— SELECTED EXCERPT —
Article
New SEC cyber incident disclosure marks first-time cybersecurity disclosure requirement across the capital markets
Aug. 4, 2023 · Authored by Joe Shusko, Jim Kearney, Jeff Maffitt
The U.S. Securities and Exchange Commission (SEC) has twice previously provided interpretive guidance on cyber incident disclosure (in 2011 and 2018) but neither created a new disclosure requirement. Now, over a year after proposing a rule to heighten cybersecurity disclosure requirements, the SEC released its final rule on July 26, 2023 (Release No. 33-11216). After reviewing over 150 comment letters submitted by registrants and other stakeholders, the SEC’s final rule narrows the scope of disclosure, but emphasizes their position on the importance of timely and consistent information provided to investors related to cybersecurity. To ensure compliance, companies need to evaluate their current cybersecurity governance and incident response practices, and ensure they are appropriately considered in their disclosure procedures.

(Page layout parsing data)
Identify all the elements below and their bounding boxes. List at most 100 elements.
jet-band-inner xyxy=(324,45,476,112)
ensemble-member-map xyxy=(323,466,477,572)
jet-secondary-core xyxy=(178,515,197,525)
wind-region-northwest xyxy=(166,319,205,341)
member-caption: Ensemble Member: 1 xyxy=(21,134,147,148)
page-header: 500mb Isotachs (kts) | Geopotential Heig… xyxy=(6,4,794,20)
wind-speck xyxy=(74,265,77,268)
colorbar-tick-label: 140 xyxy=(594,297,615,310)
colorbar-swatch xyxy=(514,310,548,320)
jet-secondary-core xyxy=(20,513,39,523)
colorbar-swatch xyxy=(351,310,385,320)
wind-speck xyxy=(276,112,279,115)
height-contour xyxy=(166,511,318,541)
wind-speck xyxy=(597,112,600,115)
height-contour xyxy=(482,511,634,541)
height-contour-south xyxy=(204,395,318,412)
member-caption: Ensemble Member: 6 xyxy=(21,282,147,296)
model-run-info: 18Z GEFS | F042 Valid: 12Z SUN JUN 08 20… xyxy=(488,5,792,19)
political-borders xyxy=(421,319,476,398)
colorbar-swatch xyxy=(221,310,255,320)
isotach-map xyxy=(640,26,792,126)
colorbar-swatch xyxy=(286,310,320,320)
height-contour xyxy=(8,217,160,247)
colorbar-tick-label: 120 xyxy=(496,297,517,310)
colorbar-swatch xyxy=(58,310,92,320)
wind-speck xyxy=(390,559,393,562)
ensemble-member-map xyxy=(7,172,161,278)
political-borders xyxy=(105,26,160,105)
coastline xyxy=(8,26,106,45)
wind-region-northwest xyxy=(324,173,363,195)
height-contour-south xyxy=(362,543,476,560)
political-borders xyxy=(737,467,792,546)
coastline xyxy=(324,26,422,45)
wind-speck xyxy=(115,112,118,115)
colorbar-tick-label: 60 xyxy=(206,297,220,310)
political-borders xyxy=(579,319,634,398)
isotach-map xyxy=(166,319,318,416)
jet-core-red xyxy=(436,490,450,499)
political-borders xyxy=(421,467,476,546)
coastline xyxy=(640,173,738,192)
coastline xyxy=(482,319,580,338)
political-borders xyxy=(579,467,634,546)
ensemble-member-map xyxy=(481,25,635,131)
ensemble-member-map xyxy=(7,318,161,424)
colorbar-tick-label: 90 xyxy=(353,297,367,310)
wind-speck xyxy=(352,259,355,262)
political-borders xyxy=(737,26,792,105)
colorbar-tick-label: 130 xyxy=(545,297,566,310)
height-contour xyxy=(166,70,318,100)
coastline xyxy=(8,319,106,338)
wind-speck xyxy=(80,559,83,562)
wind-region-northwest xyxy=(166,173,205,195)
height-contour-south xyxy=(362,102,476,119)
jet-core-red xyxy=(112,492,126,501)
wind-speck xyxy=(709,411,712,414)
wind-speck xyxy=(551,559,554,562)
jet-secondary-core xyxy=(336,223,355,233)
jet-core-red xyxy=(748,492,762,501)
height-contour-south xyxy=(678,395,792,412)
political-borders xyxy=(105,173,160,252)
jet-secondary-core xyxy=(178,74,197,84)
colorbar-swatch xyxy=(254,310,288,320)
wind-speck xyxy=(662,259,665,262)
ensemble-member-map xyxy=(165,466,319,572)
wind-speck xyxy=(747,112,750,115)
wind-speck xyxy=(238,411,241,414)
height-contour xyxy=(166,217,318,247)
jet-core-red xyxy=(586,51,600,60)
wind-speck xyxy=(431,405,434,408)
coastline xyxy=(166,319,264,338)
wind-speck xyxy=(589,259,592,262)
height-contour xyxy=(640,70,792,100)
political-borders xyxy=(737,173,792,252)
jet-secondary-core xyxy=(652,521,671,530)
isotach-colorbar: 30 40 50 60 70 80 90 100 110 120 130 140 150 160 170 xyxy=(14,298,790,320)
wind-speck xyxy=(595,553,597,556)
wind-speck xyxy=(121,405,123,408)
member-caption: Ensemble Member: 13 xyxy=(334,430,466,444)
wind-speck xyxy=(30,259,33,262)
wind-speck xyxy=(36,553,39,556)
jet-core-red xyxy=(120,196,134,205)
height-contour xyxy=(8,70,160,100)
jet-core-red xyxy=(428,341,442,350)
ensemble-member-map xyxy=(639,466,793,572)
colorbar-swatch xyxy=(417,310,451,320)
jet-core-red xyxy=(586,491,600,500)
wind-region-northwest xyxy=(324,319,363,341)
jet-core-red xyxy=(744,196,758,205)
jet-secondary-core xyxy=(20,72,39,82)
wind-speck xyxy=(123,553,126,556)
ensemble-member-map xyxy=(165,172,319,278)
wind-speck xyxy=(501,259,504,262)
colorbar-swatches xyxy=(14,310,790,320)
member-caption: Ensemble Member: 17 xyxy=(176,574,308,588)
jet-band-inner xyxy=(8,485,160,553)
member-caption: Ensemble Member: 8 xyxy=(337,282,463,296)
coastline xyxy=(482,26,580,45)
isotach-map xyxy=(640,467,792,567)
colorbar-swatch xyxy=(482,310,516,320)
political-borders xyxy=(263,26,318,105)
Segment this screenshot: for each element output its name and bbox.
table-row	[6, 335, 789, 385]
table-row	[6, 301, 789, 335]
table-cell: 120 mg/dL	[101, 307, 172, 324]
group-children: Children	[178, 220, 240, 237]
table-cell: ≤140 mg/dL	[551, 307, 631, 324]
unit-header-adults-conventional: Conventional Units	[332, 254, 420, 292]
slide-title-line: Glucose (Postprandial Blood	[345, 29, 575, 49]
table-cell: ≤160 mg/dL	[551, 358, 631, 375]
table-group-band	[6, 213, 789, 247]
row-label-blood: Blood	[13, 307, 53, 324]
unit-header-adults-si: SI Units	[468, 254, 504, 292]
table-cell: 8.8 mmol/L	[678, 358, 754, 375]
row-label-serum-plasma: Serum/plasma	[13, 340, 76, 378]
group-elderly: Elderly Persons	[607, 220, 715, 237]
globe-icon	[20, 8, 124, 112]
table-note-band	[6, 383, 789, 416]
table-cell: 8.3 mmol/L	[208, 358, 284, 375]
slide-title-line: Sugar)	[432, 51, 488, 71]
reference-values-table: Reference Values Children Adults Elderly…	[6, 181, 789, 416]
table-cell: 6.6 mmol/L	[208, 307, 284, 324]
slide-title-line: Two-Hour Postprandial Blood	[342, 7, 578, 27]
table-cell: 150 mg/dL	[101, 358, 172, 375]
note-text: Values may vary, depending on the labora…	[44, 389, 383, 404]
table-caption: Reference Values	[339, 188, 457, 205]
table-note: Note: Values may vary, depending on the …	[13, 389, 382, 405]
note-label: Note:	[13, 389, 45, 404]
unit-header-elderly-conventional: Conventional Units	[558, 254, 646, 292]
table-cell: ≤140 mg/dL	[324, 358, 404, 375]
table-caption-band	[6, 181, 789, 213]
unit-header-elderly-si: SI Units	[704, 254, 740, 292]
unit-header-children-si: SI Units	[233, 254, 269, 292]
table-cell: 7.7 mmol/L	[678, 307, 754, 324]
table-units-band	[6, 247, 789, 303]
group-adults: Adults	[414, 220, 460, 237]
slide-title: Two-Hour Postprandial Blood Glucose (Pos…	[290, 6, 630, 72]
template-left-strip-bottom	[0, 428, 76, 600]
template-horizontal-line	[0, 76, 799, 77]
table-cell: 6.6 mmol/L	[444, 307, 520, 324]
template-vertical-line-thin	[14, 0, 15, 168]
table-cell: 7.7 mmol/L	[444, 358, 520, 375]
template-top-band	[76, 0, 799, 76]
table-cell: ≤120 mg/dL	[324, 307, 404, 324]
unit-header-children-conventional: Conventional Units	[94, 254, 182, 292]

— PROBLEMS TO SOLVE —
(A) Translate this sentence from the article on the SEC cyber incident disclosure rule into Spanish: "To ensure compliance, companies need to evaluate their current cybersecurity governance and incident response practices, and ensure they are appropriately considered in their disclosure procedures."
(B) According to the article on the SEC cyber incident disclosure rule, on what date did the SEC release its final rule?

— LIST OF ANSWERS —
(A) Para garantizar el cumplimiento, las empresas deben evaluar sus prácticas actuales de gobernanza de ciberseguridad y de respuesta a incidentes, y asegurarse de que se tengan debidamente en cuenta en sus procedimientos de divulgación.

(B) July 26, 2023